Transcribe the records below exactly.

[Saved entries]

((

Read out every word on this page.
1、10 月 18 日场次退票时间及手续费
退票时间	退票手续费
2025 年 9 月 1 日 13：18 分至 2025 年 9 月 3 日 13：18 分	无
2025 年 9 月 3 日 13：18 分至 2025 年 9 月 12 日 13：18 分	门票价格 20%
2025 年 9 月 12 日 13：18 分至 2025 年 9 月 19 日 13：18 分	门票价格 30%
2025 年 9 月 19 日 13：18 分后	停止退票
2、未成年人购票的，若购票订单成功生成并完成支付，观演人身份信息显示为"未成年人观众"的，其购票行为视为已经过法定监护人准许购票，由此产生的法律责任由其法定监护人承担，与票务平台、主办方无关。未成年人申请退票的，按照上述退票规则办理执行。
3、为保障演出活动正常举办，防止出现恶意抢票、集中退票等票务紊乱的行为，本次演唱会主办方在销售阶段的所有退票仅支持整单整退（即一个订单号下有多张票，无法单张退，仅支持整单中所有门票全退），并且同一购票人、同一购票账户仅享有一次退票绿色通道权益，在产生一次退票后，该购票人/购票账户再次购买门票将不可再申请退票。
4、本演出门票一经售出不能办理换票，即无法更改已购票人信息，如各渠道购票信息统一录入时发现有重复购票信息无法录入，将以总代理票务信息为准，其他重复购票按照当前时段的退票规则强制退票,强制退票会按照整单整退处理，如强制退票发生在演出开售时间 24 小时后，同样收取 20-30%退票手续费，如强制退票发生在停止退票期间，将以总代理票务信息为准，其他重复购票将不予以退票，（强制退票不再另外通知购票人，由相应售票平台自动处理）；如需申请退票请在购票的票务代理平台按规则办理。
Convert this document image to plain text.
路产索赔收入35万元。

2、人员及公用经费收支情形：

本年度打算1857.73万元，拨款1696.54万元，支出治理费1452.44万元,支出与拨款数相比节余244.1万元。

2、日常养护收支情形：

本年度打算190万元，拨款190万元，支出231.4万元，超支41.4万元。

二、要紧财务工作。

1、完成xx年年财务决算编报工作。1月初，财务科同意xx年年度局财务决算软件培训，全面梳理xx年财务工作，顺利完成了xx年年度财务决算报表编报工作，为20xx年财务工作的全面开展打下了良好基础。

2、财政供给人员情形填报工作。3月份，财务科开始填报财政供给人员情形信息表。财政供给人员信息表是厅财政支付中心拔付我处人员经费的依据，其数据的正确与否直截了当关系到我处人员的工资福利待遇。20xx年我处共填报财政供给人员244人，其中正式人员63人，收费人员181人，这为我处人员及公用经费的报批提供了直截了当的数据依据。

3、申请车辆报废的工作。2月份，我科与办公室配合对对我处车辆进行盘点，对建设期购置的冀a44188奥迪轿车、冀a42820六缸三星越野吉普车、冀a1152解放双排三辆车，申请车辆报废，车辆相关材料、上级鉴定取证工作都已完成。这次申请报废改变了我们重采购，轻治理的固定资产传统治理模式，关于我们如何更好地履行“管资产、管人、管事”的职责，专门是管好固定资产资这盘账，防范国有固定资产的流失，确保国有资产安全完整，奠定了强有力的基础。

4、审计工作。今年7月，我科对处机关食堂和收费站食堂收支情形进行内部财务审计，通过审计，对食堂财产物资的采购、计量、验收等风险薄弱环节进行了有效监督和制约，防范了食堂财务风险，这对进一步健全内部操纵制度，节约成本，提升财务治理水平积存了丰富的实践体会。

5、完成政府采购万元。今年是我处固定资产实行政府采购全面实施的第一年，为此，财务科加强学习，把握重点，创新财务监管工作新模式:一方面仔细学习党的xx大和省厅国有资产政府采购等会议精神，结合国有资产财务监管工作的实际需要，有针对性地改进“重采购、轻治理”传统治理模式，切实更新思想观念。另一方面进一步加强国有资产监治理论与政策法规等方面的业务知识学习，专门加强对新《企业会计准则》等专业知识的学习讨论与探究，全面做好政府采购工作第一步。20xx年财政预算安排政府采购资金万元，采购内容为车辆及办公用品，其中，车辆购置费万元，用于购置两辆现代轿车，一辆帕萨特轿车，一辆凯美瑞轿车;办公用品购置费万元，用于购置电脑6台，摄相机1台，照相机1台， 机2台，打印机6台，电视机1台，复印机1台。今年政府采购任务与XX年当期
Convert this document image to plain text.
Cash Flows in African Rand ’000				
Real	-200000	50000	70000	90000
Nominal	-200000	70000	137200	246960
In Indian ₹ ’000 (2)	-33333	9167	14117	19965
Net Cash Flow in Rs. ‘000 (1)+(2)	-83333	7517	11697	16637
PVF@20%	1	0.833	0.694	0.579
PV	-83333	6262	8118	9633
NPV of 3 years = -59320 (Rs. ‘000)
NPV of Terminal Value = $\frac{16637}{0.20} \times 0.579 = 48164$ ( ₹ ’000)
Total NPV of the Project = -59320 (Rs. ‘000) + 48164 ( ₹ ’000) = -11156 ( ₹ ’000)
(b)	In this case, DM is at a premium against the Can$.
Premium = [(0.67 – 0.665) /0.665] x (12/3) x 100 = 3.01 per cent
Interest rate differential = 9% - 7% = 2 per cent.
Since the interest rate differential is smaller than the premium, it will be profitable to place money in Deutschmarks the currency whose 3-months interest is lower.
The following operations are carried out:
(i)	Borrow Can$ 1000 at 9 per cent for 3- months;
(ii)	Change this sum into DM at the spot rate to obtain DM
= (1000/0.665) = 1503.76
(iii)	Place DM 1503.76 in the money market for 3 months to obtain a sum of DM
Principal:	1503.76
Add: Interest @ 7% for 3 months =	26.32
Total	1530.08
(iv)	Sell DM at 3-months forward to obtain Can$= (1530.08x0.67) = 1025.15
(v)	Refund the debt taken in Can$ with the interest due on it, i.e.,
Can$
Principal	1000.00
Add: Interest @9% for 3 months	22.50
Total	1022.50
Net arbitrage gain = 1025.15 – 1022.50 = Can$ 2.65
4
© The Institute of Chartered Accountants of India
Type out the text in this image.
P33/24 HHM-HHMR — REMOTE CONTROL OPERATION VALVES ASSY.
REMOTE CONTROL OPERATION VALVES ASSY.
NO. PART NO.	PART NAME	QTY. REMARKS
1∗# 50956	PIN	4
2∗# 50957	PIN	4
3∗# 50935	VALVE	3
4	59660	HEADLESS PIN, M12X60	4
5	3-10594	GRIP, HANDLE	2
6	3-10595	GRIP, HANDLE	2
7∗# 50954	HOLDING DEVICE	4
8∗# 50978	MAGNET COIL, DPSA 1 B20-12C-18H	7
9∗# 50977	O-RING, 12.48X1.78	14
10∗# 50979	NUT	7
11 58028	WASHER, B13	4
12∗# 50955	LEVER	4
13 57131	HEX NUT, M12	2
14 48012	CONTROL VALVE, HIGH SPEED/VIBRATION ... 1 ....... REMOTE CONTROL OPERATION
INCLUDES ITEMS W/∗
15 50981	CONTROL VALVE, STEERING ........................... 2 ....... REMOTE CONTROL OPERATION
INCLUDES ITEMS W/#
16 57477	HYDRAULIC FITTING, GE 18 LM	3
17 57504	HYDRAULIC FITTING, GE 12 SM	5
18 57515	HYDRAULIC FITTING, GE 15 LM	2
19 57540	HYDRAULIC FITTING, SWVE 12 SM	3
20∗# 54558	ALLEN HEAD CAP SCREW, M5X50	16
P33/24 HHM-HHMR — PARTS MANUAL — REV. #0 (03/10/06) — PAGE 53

))

- [Solution to the exercise]
Read out every word on this page.
1、10 月 18 日场次退票时间及手续费
退票时间	退票手续费
2025 年 9 月 1 日 13：18 分至 2025 年 9 月 3 日 13：18 分	无
2025 年 9 月 3 日 13：18 分至 2025 年 9 月 12 日 13：18 分	门票价格 20%
2025 年 9 月 12 日 13：18 分至 2025 年 9 月 19 日 13：18 分	门票价格 30%
2025 年 9 月 19 日 13：18 分后	停止退票
2、未成年人购票的，若购票订单成功生成并完成支付，观演人身份信息显示为"未成年人观众"的，其购票行为视为已经过法定监护人准许购票，由此产生的法律责任由其法定监护人承担，与票务平台、主办方无关。未成年人申请退票的，按照上述退票规则办理执行。
3、为保障演出活动正常举办，防止出现恶意抢票、集中退票等票务紊乱的行为，本次演唱会主办方在销售阶段的所有退票仅支持整单整退（即一个订单号下有多张票，无法单张退，仅支持整单中所有门票全退），并且同一购票人、同一购票账户仅享有一次退票绿色通道权益，在产生一次退票后，该购票人/购票账户再次购买门票将不可再申请退票。
4、本演出门票一经售出不能办理换票，即无法更改已购票人信息，如各渠道购票信息统一录入时发现有重复购票信息无法录入，将以总代理票务信息为准，其他重复购票按照当前时段的退票规则强制退票,强制退票会按照整单整退处理，如强制退票发生在演出开售时间 24 小时后，同样收取 20-30%退票手续费，如强制退票发生在停止退票期间，将以总代理票务信息为准，其他重复购票将不予以退票，（强制退票不再另外通知购票人，由相应售票平台自动处理）；如需申请退票请在购票的票务代理平台按规则办理。
Convert this document image to plain text.
路产索赔收入35万元。

2、人员及公用经费收支情形：

本年度打算1857.73万元，拨款1696.54万元，支出治理费1452.44万元,支出与拨款数相比节余244.1万元。

2、日常养护收支情形：

本年度打算190万元，拨款190万元，支出231.4万元，超支41.4万元。

二、要紧财务工作。

1、完成xx年年财务决算编报工作。1月初，财务科同意xx年年度局财务决算软件培训，全面梳理xx年财务工作，顺利完成了xx年年度财务决算报表编报工作，为20xx年财务工作的全面开展打下了良好基础。

2、财政供给人员情形填报工作。3月份，财务科开始填报财政供给人员情形信息表。财政供给人员信息表是厅财政支付中心拔付我处人员经费的依据，其数据的正确与否直截了当关系到我处人员的工资福利待遇。20xx年我处共填报财政供给人员244人，其中正式人员63人，收费人员181人，这为我处人员及公用经费的报批提供了直截了当的数据依据。

3、申请车辆报废的工作。2月份，我科与办公室配合对对我处车辆进行盘点，对建设期购置的冀a44188奥迪轿车、冀a42820六缸三星越野吉普车、冀a1152解放双排三辆车，申请车辆报废，车辆相关材料、上级鉴定取证工作都已完成。这次申请报废改变了我们重采购，轻治理的固定资产传统治理模式，关于我们如何更好地履行“管资产、管人、管事”的职责，专门是管好固定资产资这盘账，防范国有固定资产的流失，确保国有资产安全完整，奠定了强有力的基础。

4、审计工作。今年7月，我科对处机关食堂和收费站食堂收支情形进行内部财务审计，通过审计，对食堂财产物资的采购、计量、验收等风险薄弱环节进行了有效监督和制约，防范了食堂财务风险，这对进一步健全内部操纵制度，节约成本，提升财务治理水平积存了丰富的实践体会。

5、完成政府采购万元。今年是我处固定资产实行政府采购全面实施的第一年，为此，财务科加强学习，把握重点，创新财务监管工作新模式:一方面仔细学习党的xx大和省厅国有资产政府采购等会议精神，结合国有资产财务监管工作的实际需要，有针对性地改进“重采购、轻治理”传统治理模式，切实更新思想观念。另一方面进一步加强国有资产监治理论与政策法规等方面的业务知识学习，专门加强对新《企业会计准则》等专业知识的学习讨论与探究，全面做好政府采购工作第一步。20xx年财政预算安排政府采购资金万元，采购内容为车辆及办公用品，其中，车辆购置费万元，用于购置两辆现代轿车，一辆帕萨特轿车，一辆凯美瑞轿车;办公用品购置费万元，用于购置电脑6台，摄相机1台，照相机1台， 机2台，打印机6台，电视机1台，复印机1台。今年政府采购任务与XX年当期
Convert this document image to plain text.
Cash Flows in African Rand ’000				
Real	-200000	50000	70000	90000
Nominal	-200000	70000	137200	246960
In Indian ₹ ’000 (2)	-33333	9167	14117	19965
Net Cash Flow in Rs. ‘000 (1)+(2)	-83333	7517	11697	16637
PVF@20%	1	0.833	0.694	0.579
PV	-83333	6262	8118	9633
NPV of 3 years = -59320 (Rs. ‘000)
NPV of Terminal Value = $\frac{16637}{0.20} \times 0.579 = 48164$ ( ₹ ’000)
Total NPV of the Project = -59320 (Rs. ‘000) + 48164 ( ₹ ’000) = -11156 ( ₹ ’000)
(b)	In this case, DM is at a premium against the Can$.
Premium = [(0.67 – 0.665) /0.665] x (12/3) x 100 = 3.01 per cent
Interest rate differential = 9% - 7% = 2 per cent.
Since the interest rate differential is smaller than the premium, it will be profitable to place money in Deutschmarks the currency whose 3-months interest is lower.
The following operations are carried out:
(i)	Borrow Can$ 1000 at 9 per cent for 3- months;
(ii)	Change this sum into DM at the spot rate to obtain DM
= (1000/0.665) = 1503.76
(iii)	Place DM 1503.76 in the money market for 3 months to obtain a sum of DM
Principal:	1503.76
Add: Interest @ 7% for 3 months =	26.32
Total	1530.08
(iv)	Sell DM at 3-months forward to obtain Can$= (1530.08x0.67) = 1025.15
(v)	Refund the debt taken in Can$ with the interest due on it, i.e.,
Can$
Principal	1000.00
Add: Interest @9% for 3 months	22.50
Total	1022.50
Net arbitrage gain = 1025.15 – 1022.50 = Can$ 2.65
4
© The Institute of Chartered Accountants of India
Type out the text in this image.
P33/24 HHM-HHMR — REMOTE CONTROL OPERATION VALVES ASSY.
REMOTE CONTROL OPERATION VALVES ASSY.
NO. PART NO.	PART NAME	QTY. REMARKS
1∗# 50956	PIN	4
2∗# 50957	PIN	4
3∗# 50935	VALVE	3
4	59660	HEADLESS PIN, M12X60	4
5	3-10594	GRIP, HANDLE	2
6	3-10595	GRIP, HANDLE	2
7∗# 50954	HOLDING DEVICE	4
8∗# 50978	MAGNET COIL, DPSA 1 B20-12C-18H	7
9∗# 50977	O-RING, 12.48X1.78	14
10∗# 50979	NUT	7
11 58028	WASHER, B13	4
12∗# 50955	LEVER	4
13 57131	HEX NUT, M12	2
14 48012	CONTROL VALVE, HIGH SPEED/VIBRATION ... 1 ....... REMOTE CONTROL OPERATION
INCLUDES ITEMS W/∗
15 50981	CONTROL VALVE, STEERING ........................... 2 ....... REMOTE CONTROL OPERATION
INCLUDES ITEMS W/#
16 57477	HYDRAULIC FITTING, GE 18 LM	3
17 57504	HYDRAULIC FITTING, GE 12 SM	5
18 57515	HYDRAULIC FITTING, GE 15 LM	2
19 57540	HYDRAULIC FITTING, SWVE 12 SM	3
20∗# 54558	ALLEN HEAD CAP SCREW, M5X50	16
P33/24 HHM-HHMR — PARTS MANUAL — REV. #0 (03/10/06) — PAGE 53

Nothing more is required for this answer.